* [Exercise brief] Exactly reproduce each record listed below.

* [Records for this exercise]
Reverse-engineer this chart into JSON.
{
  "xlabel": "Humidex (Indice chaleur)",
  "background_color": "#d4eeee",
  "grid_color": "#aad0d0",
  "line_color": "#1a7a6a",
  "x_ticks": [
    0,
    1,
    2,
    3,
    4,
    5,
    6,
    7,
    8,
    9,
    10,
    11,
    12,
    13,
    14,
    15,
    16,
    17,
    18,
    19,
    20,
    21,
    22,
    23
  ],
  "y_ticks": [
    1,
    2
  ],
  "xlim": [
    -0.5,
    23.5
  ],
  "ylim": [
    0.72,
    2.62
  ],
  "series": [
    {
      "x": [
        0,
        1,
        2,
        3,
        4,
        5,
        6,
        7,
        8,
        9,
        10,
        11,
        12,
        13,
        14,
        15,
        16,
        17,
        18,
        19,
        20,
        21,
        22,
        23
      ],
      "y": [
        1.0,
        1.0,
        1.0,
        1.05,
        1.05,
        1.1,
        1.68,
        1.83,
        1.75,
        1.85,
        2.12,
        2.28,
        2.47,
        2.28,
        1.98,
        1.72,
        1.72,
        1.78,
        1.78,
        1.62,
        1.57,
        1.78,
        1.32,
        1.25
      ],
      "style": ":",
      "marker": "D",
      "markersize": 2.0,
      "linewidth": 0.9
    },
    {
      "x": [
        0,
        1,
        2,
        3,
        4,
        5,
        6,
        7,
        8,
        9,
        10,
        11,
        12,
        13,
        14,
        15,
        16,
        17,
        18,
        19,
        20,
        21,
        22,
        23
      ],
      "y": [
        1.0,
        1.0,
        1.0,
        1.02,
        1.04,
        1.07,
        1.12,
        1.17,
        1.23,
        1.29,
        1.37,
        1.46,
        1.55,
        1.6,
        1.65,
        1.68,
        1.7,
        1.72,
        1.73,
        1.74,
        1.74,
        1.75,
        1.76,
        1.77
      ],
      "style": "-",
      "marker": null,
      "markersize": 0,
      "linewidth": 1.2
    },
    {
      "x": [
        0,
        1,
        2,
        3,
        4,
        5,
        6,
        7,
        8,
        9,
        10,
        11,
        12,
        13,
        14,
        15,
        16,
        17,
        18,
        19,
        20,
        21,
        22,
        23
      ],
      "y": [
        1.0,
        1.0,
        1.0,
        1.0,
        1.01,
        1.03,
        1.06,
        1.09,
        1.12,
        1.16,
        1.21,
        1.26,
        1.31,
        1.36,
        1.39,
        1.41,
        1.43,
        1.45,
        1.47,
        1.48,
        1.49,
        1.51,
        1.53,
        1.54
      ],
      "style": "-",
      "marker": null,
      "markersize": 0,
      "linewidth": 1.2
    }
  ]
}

* [Finished task]
Reverse-engineer this chart into JSON.
{
  "xlabel": "Humidex (Indice chaleur)",
  "background_color": "#d4eeee",
  "grid_color": "#aad0d0",
  "line_color": "#1a7a6a",
  "x_ticks": [
    0,
    1,
    2,
    3,
    4,
    5,
    6,
    7,
    8,
    9,
    10,
    11,
    12,
    13,
    14,
    15,
    16,
    17,
    18,
    19,
    20,
    21,
    22,
    23
  ],
  "y_ticks": [
    1,
    2
  ],
  "xlim": [
    -0.5,
    23.5
  ],
  "ylim": [
    0.72,
    2.62
  ],
  "series": [
    {
      "x": [
        0,
        1,
        2,
        3,
        4,
        5,
        6,
        7,
        8,
        9,
        10,
        11,
        12,
        13,
        14,
        15,
        16,
        17,
        18,
        19,
        20,
        21,
        22,
        23
      ],
      "y": [
        1.0,
        1.0,
        1.0,
        1.05,
        1.05,
        1.1,
        1.68,
        1.83,
        1.75,
        1.85,
        2.12,
        2.28,
        2.47,
        2.28,
        1.98,
        1.72,
        1.72,
        1.78,
        1.78,
        1.62,
        1.57,
        1.78,
        1.32,
        1.25
      ],
      "style": ":",
      "marker": "D",
      "markersize": 2.0,
      "linewidth": 0.9
    },
    {
      "x": [
        0,
        1,
        2,
        3,
        4,
        5,
        6,
        7,
        8,
        9,
        10,
        11,
        12,
        13,
        14,
        15,
        16,
        17,
        18,
        19,
        20,
        21,
        22,
        23
      ],
      "y": [
        1.0,
        1.0,
        1.0,
        1.02,
        1.04,
        1.07,
        1.12,
        1.17,
        1.23,
        1.29,
        1.37,
        1.46,
        1.55,
        1.6,
        1.65,
        1.68,
        1.7,
        1.72,
        1.73,
        1.74,
        1.74,
        1.75,
        1.76,
        1.77
      ],
      "style": "-",
      "marker": null,
      "markersize": 0,
      "linewidth": 1.2
    },
    {
      "x": [
        0,
        1,
        2,
        3,
        4,
        5,
        6,
        7,
        8,
        9,
        10,
        11,
        12,
        13,
        14,
        15,
        16,
        17,
        18,
        19,
        20,
        21,
        22,
        23
      ],
      "y": [
        1.0,
        1.0,
        1.0,
        1.0,
        1.01,
        1.03,
        1.06,
        1.09,
        1.12,
        1.16,
        1.21,
        1.26,
        1.31,
        1.36,
        1.39,
        1.41,
        1.43,
        1.45,
        1.47,
        1.48,
        1.49,
        1.51,
        1.53,
        1.54
      ],
      "style": "-",
      "marker": null,
      "markersize": 0,
      "linewidth": 1.2
    }
  ]
}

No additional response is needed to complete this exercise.